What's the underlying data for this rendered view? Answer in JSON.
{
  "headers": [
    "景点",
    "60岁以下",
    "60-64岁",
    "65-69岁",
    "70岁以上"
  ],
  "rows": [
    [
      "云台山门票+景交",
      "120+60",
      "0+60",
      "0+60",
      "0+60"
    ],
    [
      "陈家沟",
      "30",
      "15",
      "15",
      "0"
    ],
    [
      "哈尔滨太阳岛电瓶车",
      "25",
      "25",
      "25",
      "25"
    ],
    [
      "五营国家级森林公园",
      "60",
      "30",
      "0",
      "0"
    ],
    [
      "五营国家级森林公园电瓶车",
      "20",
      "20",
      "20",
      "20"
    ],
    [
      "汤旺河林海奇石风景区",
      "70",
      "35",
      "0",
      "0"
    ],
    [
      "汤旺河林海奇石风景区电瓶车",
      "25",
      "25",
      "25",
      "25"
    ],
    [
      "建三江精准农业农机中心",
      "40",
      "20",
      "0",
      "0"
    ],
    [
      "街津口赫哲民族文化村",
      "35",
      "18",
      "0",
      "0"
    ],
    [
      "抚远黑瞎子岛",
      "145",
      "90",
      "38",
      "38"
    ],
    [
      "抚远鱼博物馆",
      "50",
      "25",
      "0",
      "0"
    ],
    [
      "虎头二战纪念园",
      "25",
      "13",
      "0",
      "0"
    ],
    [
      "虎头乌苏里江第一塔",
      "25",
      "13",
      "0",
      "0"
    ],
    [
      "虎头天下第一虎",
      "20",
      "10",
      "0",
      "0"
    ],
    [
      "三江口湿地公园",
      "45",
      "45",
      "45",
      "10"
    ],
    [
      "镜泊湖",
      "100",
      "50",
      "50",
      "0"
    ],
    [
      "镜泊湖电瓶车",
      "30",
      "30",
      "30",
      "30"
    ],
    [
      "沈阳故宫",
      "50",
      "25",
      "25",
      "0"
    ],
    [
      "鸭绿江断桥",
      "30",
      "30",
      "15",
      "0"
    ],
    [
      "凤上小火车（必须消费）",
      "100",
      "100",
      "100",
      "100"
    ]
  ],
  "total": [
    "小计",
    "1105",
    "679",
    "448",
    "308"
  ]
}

☆ ☆ ☆ ☆

• _Direction_: Restate the data above exactly, keeping each word as it stands.

• _Exercise response_:
What's the underlying data for this rendered view? Answer in JSON.
{
  "headers": [
    "景点",
    "60岁以下",
    "60-64岁",
    "65-69岁",
    "70岁以上"
  ],
  "rows": [
    [
      "云台山门票+景交",
      "120+60",
      "0+60",
      "0+60",
      "0+60"
    ],
    [
      "陈家沟",
      "30",
      "15",
      "15",
      "0"
    ],
    [
      "哈尔滨太阳岛电瓶车",
      "25",
      "25",
      "25",
      "25"
    ],
    [
      "五营国家级森林公园",
      "60",
      "30",
      "0",
      "0"
    ],
    [
      "五营国家级森林公园电瓶车",
      "20",
      "20",
      "20",
      "20"
    ],
    [
      "汤旺河林海奇石风景区",
      "70",
      "35",
      "0",
      "0"
    ],
    [
      "汤旺河林海奇石风景区电瓶车",
      "25",
      "25",
      "25",
      "25"
    ],
    [
      "建三江精准农业农机中心",
      "40",
      "20",
      "0",
      "0"
    ],
    [
      "街津口赫哲民族文化村",
      "35",
      "18",
      "0",
      "0"
    ],
    [
      "抚远黑瞎子岛",
      "145",
      "90",
      "38",
      "38"
    ],
    [
      "抚远鱼博物馆",
      "50",
      "25",
      "0",
      "0"
    ],
    [
      "虎头二战纪念园",
      "25",
      "13",
      "0",
      "0"
    ],
    [
      "虎头乌苏里江第一塔",
      "25",
      "13",
      "0",
      "0"
    ],
    [
      "虎头天下第一虎",
      "20",
      "10",
      "0",
      "0"
    ],
    [
      "三江口湿地公园",
      "45",
      "45",
      "45",
      "10"
    ],
    [
      "镜泊湖",
      "100",
      "50",
      "50",
      "0"
    ],
    [
      "镜泊湖电瓶车",
      "30",
      "30",
      "30",
      "30"
    ],
    [
      "沈阳故宫",
      "50",
      "25",
      "25",
      "0"
    ],
    [
      "鸭绿江断桥",
      "30",
      "30",
      "15",
      "0"
    ],
    [
      "凤上小火车（必须消费）",
      "100",
      "100",
      "100",
      "100"
    ]
  ],
  "total": [
    "小计",
    "1105",
    "679",
    "448",
    "308"
  ]
}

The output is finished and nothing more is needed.